Start Data listing

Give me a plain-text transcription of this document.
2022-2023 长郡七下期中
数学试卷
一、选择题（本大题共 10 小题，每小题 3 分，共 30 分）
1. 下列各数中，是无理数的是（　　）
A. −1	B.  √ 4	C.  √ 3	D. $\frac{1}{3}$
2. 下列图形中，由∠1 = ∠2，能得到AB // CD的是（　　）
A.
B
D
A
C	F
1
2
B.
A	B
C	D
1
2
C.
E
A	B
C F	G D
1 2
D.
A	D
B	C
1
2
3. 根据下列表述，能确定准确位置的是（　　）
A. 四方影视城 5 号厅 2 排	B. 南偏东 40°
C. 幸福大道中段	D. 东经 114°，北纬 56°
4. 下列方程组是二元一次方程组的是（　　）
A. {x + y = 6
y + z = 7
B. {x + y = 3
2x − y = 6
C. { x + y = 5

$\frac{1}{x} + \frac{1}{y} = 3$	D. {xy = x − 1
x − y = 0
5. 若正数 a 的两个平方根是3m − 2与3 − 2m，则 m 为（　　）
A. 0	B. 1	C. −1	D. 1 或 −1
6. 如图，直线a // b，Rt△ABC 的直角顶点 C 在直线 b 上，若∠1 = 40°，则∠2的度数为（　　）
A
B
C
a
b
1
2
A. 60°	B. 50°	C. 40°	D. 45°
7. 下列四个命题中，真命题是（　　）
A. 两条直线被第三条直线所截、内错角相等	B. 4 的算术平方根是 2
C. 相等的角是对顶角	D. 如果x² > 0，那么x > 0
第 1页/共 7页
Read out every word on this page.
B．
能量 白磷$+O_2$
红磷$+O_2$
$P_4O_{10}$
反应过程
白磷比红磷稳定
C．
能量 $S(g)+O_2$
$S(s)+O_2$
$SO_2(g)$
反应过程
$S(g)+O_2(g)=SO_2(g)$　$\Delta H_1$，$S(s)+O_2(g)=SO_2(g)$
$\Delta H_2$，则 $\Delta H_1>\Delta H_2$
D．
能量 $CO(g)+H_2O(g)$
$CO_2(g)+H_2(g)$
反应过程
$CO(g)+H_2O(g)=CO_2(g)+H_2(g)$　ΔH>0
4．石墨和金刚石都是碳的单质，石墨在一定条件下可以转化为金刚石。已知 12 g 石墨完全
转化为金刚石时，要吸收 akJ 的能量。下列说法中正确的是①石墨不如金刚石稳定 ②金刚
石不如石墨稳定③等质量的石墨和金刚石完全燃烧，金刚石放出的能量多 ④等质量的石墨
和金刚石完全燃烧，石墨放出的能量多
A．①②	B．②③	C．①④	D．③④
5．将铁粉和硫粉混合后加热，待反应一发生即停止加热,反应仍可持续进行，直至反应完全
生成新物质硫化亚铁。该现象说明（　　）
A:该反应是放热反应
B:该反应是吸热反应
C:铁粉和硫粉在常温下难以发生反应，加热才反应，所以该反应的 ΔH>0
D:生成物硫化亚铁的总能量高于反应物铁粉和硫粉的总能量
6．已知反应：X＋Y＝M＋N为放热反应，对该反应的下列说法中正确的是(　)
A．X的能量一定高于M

End Data listing

What you will do: Return the lines above exactly, keeping every word.

Solution to this exercise:
Give me a plain-text transcription of this document.
2022-2023 长郡七下期中
数学试卷
一、选择题（本大题共 10 小题，每小题 3 分，共 30 分）
1. 下列各数中，是无理数的是（　　）
A. −1	B.  √ 4	C.  √ 3	D. $\frac{1}{3}$
2. 下列图形中，由∠1 = ∠2，能得到AB // CD的是（　　）
A.
B
D
A
C	F
1
2
B.
A	B
C	D
1
2
C.
E
A	B
C F	G D
1 2
D.
A	D
B	C
1
2
3. 根据下列表述，能确定准确位置的是（　　）
A. 四方影视城 5 号厅 2 排	B. 南偏东 40°
C. 幸福大道中段	D. 东经 114°，北纬 56°
4. 下列方程组是二元一次方程组的是（　　）
A. {x + y = 6
y + z = 7
B. {x + y = 3
2x − y = 6
C. { x + y = 5

$\frac{1}{x} + \frac{1}{y} = 3$	D. {xy = x − 1
x − y = 0
5. 若正数 a 的两个平方根是3m − 2与3 − 2m，则 m 为（　　）
A. 0	B. 1	C. −1	D. 1 或 −1
6. 如图，直线a // b，Rt△ABC 的直角顶点 C 在直线 b 上，若∠1 = 40°，则∠2的度数为（　　）
A
B
C
a
b
1
2
A. 60°	B. 50°	C. 40°	D. 45°
7. 下列四个命题中，真命题是（　　）
A. 两条直线被第三条直线所截、内错角相等	B. 4 的算术平方根是 2
C. 相等的角是对顶角	D. 如果x² > 0，那么x > 0
第 1页/共 7页
Read out every word on this page.
B．
能量 白磷$+O_2$
红磷$+O_2$
$P_4O_{10}$
反应过程
白磷比红磷稳定
C．
能量 $S(g)+O_2$
$S(s)+O_2$
$SO_2(g)$
反应过程
$S(g)+O_2(g)=SO_2(g)$　$\Delta H_1$，$S(s)+O_2(g)=SO_2(g)$
$\Delta H_2$，则 $\Delta H_1>\Delta H_2$
D．
能量 $CO(g)+H_2O(g)$
$CO_2(g)+H_2(g)$
反应过程
$CO(g)+H_2O(g)=CO_2(g)+H_2(g)$　ΔH>0
4．石墨和金刚石都是碳的单质，石墨在一定条件下可以转化为金刚石。已知 12 g 石墨完全
转化为金刚石时，要吸收 akJ 的能量。下列说法中正确的是①石墨不如金刚石稳定 ②金刚
石不如石墨稳定③等质量的石墨和金刚石完全燃烧，金刚石放出的能量多 ④等质量的石墨
和金刚石完全燃烧，石墨放出的能量多
A．①②	B．②③	C．①④	D．③④
5．将铁粉和硫粉混合后加热，待反应一发生即停止加热,反应仍可持续进行，直至反应完全
生成新物质硫化亚铁。该现象说明（　　）
A:该反应是放热反应
B:该反应是吸热反应
C:铁粉和硫粉在常温下难以发生反应，加热才反应，所以该反应的 ΔH>0
D:生成物硫化亚铁的总能量高于反应物铁粉和硫粉的总能量
6．已知反应：X＋Y＝M＋N为放热反应，对该反应的下列说法中正确的是(　)
A．X的能量一定高于M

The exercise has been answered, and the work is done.